◆ **Do this**
Track down each line that has the word "concat" and copy it.

◆ **Data for the task**
::::::

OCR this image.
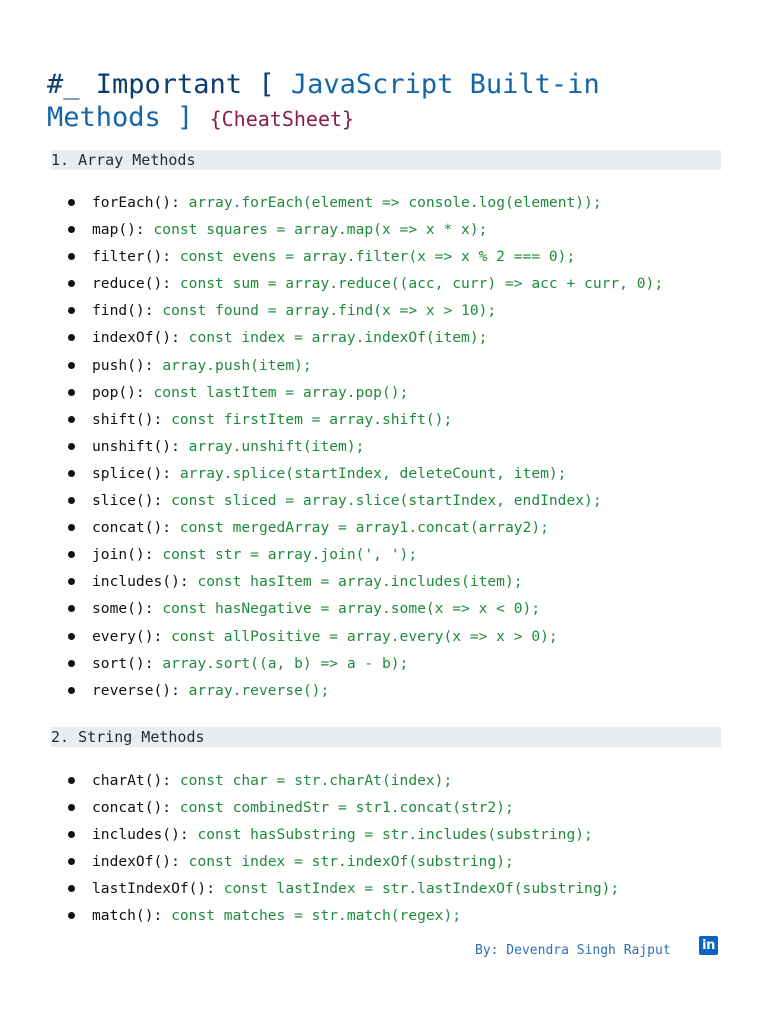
#_ Important [ JavaScript Built-in
Methods ] {CheatSheet}
1. Array Methods
forEach(): array.forEach(element => console.log(element));
map(): const squares = array.map(x => x * x);
filter(): const evens = array.filter(x => x % 2 === 0);
reduce(): const sum = array.reduce((acc, curr) => acc + curr, 0);
find(): const found = array.find(x => x > 10);
indexOf(): const index = array.indexOf(item);
push(): array.push(item);
pop(): const lastItem = array.pop();
shift(): const firstItem = array.shift();
unshift(): array.unshift(item);
splice(): array.splice(startIndex, deleteCount, item);
slice(): const sliced = array.slice(startIndex, endIndex);
concat(): const mergedArray = array1.concat(array2);
join(): const str = array.join(', ');
includes(): const hasItem = array.includes(item);
some(): const hasNegative = array.some(x => x < 0);
every(): const allPositive = array.every(x => x > 0);
sort(): array.sort((a, b) => a - b);
reverse(): array.reverse();
2. String Methods
charAt(): const char = str.charAt(index);
concat(): const combinedStr = str1.concat(str2);
includes(): const hasSubstring = str.includes(substring);
indexOf(): const index = str.indexOf(substring);
lastIndexOf(): const lastIndex = str.lastIndexOf(substring);
match(): const matches = str.match(regex);
By: Devendra Singh Rajput in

::::::

◆ **Solution to this problem**
concat(): const mergedArray = array1.concat(array2);
concat(): const combinedStr = str1.concat(str2);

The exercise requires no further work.